Dataset excerpts.
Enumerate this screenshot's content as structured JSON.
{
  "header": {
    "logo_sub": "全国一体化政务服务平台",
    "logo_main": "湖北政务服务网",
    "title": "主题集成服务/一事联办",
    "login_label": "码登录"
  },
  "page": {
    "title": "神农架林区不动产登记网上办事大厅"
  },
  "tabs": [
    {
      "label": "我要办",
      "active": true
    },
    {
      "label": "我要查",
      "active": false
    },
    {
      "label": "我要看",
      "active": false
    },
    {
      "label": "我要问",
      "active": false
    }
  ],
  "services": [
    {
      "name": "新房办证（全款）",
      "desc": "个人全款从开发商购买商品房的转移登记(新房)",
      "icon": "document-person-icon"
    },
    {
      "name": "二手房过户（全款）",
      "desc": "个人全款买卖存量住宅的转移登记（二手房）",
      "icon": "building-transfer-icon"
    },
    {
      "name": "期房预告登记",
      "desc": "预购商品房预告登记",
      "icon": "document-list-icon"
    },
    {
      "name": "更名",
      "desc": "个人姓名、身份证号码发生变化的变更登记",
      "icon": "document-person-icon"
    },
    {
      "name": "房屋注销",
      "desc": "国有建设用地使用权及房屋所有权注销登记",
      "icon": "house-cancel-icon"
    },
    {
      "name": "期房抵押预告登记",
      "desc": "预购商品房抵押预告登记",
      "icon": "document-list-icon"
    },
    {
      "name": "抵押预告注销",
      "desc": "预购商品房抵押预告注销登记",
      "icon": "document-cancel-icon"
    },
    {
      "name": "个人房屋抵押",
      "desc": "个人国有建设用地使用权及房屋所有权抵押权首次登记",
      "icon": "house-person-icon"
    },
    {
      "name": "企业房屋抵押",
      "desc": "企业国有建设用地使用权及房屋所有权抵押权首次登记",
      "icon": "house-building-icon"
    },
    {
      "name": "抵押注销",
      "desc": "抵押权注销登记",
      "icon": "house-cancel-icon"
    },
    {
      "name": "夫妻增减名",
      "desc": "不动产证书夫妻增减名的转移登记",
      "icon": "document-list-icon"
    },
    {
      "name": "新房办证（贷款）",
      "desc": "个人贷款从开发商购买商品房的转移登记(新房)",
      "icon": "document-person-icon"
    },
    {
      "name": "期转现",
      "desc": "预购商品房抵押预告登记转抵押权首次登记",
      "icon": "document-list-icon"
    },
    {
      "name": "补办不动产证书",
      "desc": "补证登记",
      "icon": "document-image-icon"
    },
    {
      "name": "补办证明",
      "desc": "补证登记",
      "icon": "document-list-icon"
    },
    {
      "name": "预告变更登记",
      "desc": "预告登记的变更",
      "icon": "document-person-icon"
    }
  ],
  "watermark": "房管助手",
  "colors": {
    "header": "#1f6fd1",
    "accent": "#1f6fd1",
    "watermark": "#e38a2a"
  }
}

Stated goal.
Which lines contain "building"? Copy each of them.

Solution to the exercise.
      "icon": "building-transfer-icon"
      "icon": "house-building-icon"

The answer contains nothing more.